**Written problem**
Write down every entry below once more, exactly.

**Provided information**
┄┄┄┄┄┄┄┄┄┄
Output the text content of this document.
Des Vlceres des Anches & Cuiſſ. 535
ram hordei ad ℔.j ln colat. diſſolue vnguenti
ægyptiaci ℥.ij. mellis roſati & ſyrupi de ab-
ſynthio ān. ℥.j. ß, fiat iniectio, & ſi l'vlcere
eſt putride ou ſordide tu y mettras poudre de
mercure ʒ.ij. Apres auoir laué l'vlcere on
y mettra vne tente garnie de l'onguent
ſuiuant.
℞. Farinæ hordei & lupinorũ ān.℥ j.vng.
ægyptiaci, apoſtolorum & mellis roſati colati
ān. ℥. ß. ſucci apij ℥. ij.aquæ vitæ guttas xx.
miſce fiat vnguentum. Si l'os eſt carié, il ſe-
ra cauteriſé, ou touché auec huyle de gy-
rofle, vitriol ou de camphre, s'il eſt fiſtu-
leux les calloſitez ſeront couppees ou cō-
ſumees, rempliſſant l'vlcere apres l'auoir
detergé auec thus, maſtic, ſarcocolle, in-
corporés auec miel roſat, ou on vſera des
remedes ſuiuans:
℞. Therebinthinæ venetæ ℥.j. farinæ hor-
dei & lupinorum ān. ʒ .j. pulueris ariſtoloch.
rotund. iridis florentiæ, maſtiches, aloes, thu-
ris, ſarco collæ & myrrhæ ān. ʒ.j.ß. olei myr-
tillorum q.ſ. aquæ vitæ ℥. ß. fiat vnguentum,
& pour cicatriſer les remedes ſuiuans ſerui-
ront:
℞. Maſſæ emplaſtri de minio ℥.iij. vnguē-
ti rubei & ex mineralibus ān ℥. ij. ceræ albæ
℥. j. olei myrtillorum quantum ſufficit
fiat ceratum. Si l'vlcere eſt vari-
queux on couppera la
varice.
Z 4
┄┄┄┄┄┄┄┄┄┄
**Finished exercise**
Output the text content of this document.
Des Vlceres des Anches & Cuiſſ. 535
ram hordei ad ℔.j ln colat. diſſolue vnguenti
ægyptiaci ℥.ij. mellis roſati & ſyrupi de ab-
ſynthio ān. ℥.j. ß, fiat iniectio, & ſi l'vlcere
eſt putride ou ſordide tu y mettras poudre de
mercure ʒ.ij. Apres auoir laué l'vlcere on
y mettra vne tente garnie de l'onguent
ſuiuant.
℞. Farinæ hordei & lupinorũ ān.℥ j.vng.
ægyptiaci, apoſtolorum & mellis roſati colati
ān. ℥. ß. ſucci apij ℥. ij.aquæ vitæ guttas xx.
miſce fiat vnguentum. Si l'os eſt carié, il ſe-
ra cauteriſé, ou touché auec huyle de gy-
rofle, vitriol ou de camphre, s'il eſt fiſtu-
leux les calloſitez ſeront couppees ou cō-
ſumees, rempliſſant l'vlcere apres l'auoir
detergé auec thus, maſtic, ſarcocolle, in-
corporés auec miel roſat, ou on vſera des
remedes ſuiuans:
℞. Therebinthinæ venetæ ℥.j. farinæ hor-
dei & lupinorum ān. ʒ .j. pulueris ariſtoloch.
rotund. iridis florentiæ, maſtiches, aloes, thu-
ris, ſarco collæ & myrrhæ ān. ʒ.j.ß. olei myr-
tillorum q.ſ. aquæ vitæ ℥. ß. fiat vnguentum,
& pour cicatriſer les remedes ſuiuans ſerui-
ront:
℞. Maſſæ emplaſtri de minio ℥.iij. vnguē-
ti rubei & ex mineralibus ān ℥. ij. ceræ albæ
℥. j. olei myrtillorum quantum ſufficit
fiat ceratum. Si l'vlcere eſt vari-
queux on couppera la
varice.
Z 4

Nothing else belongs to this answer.